EXERCISE INSTRUCTIONS:
• A. Answer these questions from the case description below:
(i) How old is the patient?
(ii) Within how many minutes did the chest pain, sweating and shortness of breath after he woke up subside?
(iii) What did the physical exam find?
• B. Does each statement agree with the case description below? Answer yes or no, and quote the words from the case description that decide it.
(i) The patient's friends kept him from hitting his head when he fell.
(ii) He saw a doctor after the chest pain he had a week earlier.
(iii) The lab results are already back.

DOCUMENT EXTRACT:
---
The patient is 19 years old lost conciousness while waiting for the bus with friends to go to his college. He fell to the floor and in a matter of minutes regained conciousness. No witnessed loss of bowel control, no witnessed seizure activity and his friends caught him before he could hit his head on the ground. The patient admitted to the admitting resident that after awakening he knew where he was and than he felt some retrosternal chest pain, was very sweaty and short of breath which subsided in 3 minutes. His friends also said he looked really pale. WHile in the ER the chest pain returned with similair symptoms. He also admitted that a week ago he felt some Chest pain, sob and diaphoresis which subsided in a couple of minutes but did not follow up with a doctor because "I thought it went away." He has no significant medical history and is adopted. Physical exam was only significant for a grade IV harsh systolic murmur which was not fully described becasue of "too much background ER noise". The paper work is incomplete because of what ever is going on now happened while the resident was writing his ER H+P. The Labs were drawn and pending. The only thing you have are two EKG's below.What are your interpretations of the following EKG's?
---
RECORDED DATA:
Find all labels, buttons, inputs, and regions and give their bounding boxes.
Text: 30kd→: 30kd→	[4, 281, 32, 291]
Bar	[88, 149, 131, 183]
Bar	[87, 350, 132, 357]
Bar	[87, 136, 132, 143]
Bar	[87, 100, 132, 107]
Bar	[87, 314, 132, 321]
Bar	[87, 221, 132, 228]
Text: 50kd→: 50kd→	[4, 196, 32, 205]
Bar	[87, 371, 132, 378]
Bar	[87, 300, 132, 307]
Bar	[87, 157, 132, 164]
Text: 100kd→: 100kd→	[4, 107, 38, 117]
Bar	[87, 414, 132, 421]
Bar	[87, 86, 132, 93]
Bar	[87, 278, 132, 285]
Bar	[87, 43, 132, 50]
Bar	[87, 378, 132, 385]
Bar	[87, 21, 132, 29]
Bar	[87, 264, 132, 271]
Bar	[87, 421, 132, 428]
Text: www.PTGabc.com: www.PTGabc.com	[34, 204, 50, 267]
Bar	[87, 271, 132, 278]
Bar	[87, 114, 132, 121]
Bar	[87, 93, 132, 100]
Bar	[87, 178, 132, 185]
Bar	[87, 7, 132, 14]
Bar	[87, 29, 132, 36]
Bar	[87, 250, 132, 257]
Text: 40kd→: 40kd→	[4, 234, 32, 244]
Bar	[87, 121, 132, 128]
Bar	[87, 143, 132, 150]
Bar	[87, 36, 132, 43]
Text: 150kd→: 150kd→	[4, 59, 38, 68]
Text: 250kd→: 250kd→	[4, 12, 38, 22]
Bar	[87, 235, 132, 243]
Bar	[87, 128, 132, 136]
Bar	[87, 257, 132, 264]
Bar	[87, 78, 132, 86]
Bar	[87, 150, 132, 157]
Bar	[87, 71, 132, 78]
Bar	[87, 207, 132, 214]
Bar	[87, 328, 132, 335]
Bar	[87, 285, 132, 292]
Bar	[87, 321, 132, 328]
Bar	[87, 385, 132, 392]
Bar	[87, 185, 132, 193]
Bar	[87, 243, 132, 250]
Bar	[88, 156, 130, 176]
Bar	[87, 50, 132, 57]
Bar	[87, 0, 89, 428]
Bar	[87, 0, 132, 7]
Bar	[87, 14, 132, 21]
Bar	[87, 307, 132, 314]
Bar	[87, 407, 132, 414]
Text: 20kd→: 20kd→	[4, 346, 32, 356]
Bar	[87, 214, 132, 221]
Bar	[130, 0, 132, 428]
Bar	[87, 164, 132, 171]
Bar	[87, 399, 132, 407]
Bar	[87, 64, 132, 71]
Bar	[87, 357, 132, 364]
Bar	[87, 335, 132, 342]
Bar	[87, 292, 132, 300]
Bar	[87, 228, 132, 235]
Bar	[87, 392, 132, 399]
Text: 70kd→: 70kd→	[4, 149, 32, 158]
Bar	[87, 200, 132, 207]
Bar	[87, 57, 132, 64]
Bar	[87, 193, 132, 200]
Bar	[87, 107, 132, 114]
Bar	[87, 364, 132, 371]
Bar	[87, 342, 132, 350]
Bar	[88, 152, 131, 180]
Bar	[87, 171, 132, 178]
---
TASK RESPONSES:
• A.
(i) 19 years old.
(ii) 3 minutes.
(iii) A grade IV harsh systolic murmur.

• B.
(i) Yes: "his friends caught him before he could hit his head on the ground"
(ii) No: "did not follow up with a doctor"
(iii) No: "The Labs were drawn and pending."